_Exercise details_
Drop the pictures; give again exactly the lines from the one holding "Output a JSON" through the end of the data.

_Provided records_
——————

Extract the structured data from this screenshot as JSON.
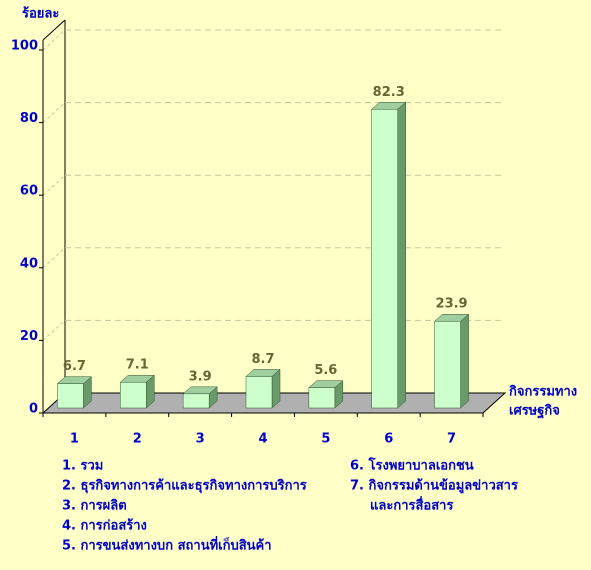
{
  "chart_data": {
    "type": "bar",
    "y_label": "ร้อยละ",
    "x_label": [
      "กิจกรรมทาง",
      "เศรษฐกิจ"
    ],
    "categories": [
      "1",
      "2",
      "3",
      "4",
      "5",
      "6",
      "7"
    ],
    "values": [
      6.7,
      7.1,
      3.9,
      8.7,
      5.6,
      82.3,
      23.9
    ],
    "color": "#ccffcc",
    "ylim": [
      0,
      100
    ],
    "yticks": [
      0,
      20,
      40,
      60,
      80,
      100
    ],
    "grid": true,
    "notes_left": [
      "1. รวม",
      "2. ธุรกิจทางการค้าและธุรกิจทางการบริการ",
      "3. การผลิต",
      "4. การก่อสร้าง",
      "5. การขนส่งทางบก สถานที่เก็บสินค้า"
    ],
    "notes_right": [
      "6. โรงพยาบาลเอกชน",
      "7. กิจกรรมด้านข้อมูลข่าวสาร",
      "และการสื่อสาร"
    ]
  }
}
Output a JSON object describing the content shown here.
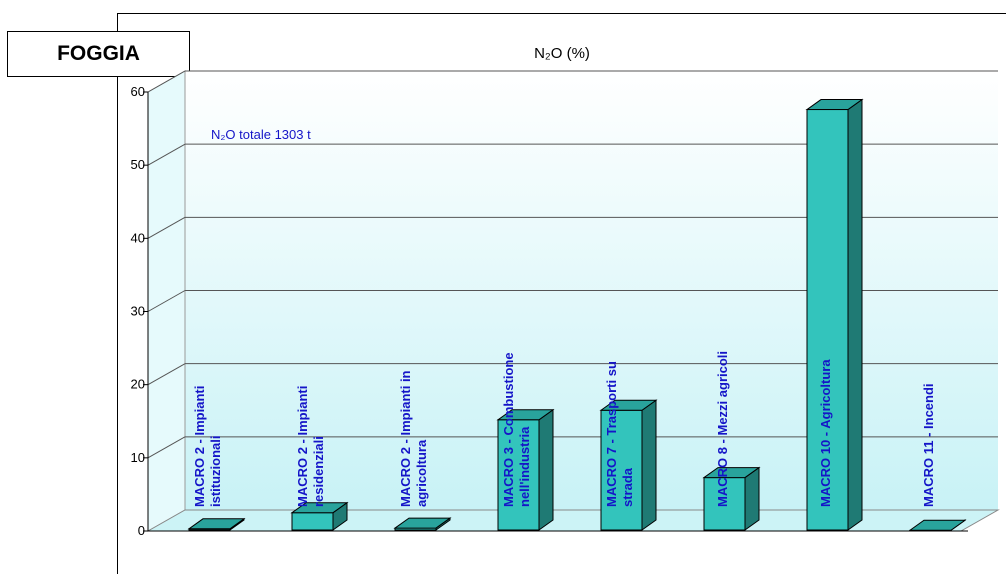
{
  "city_label": "FOGGIA",
  "chart_data": {
    "type": "bar",
    "title": "N₂O (%)",
    "annotation": "N₂O totale 1303 t",
    "ylim": [
      0,
      60
    ],
    "yticks": [
      0,
      10,
      20,
      30,
      40,
      50,
      60
    ],
    "ytick_labels": [
      "0",
      "10",
      "20",
      "30",
      "40",
      "50",
      "60"
    ],
    "grid": true,
    "categories": [
      [
        "MACRO 2 - Impianti",
        "istituzionali"
      ],
      [
        "MACRO 2 - Impianti",
        "residenziali"
      ],
      [
        "MACRO 2 - Impianti in",
        "agricoltura"
      ],
      [
        "MACRO 3 - Combustione",
        "nell'industria"
      ],
      [
        "MACRO 7 - Trasporti su",
        "strada"
      ],
      [
        "MACRO 8 - Mezzi agricoli"
      ],
      [
        "MACRO 10 - Agricoltura"
      ],
      [
        "MACRO 11 - Incendi"
      ]
    ],
    "values": [
      0.3,
      2.5,
      0.4,
      15.2,
      16.5,
      7.3,
      57.6,
      0.1
    ],
    "colors": {
      "bar_front": "#33c4bc",
      "bar_side": "#1f7a74",
      "bar_top": "#29a39c",
      "label": "#1515c8"
    }
  }
}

——————

_Exercise output_
Output a JSON object describing the content shown here.
{
  "city_label": "FOGGIA",
  "chart_data": {
    "type": "bar",
    "title": "N₂O (%)",
    "annotation": "N₂O totale 1303 t",
    "ylim": [
      0,
      60
    ],
    "yticks": [
      0,
      10,
      20,
      30,
      40,
      50,
      60
    ],
    "ytick_labels": [
      "0",
      "10",
      "20",
      "30",
      "40",
      "50",
      "60"
    ],
    "grid": true,
    "categories": [
      [
        "MACRO 2 - Impianti",
        "istituzionali"
      ],
      [
        "MACRO 2 - Impianti",
        "residenziali"
      ],
      [
        "MACRO 2 - Impianti in",
        "agricoltura"
      ],
      [
        "MACRO 3 - Combustione",
        "nell'industria"
      ],
      [
        "MACRO 7 - Trasporti su",
        "strada"
      ],
      [
        "MACRO 8 - Mezzi agricoli"
      ],
      [
        "MACRO 10 - Agricoltura"
      ],
      [
        "MACRO 11 - Incendi"
      ]
    ],
    "values": [
      0.3,
      2.5,
      0.4,
      15.2,
      16.5,
      7.3,
      57.6,
      0.1
    ],
    "colors": {
      "bar_front": "#33c4bc",
      "bar_side": "#1f7a74",
      "bar_top": "#29a39c",
      "label": "#1515c8"
    }
  }
}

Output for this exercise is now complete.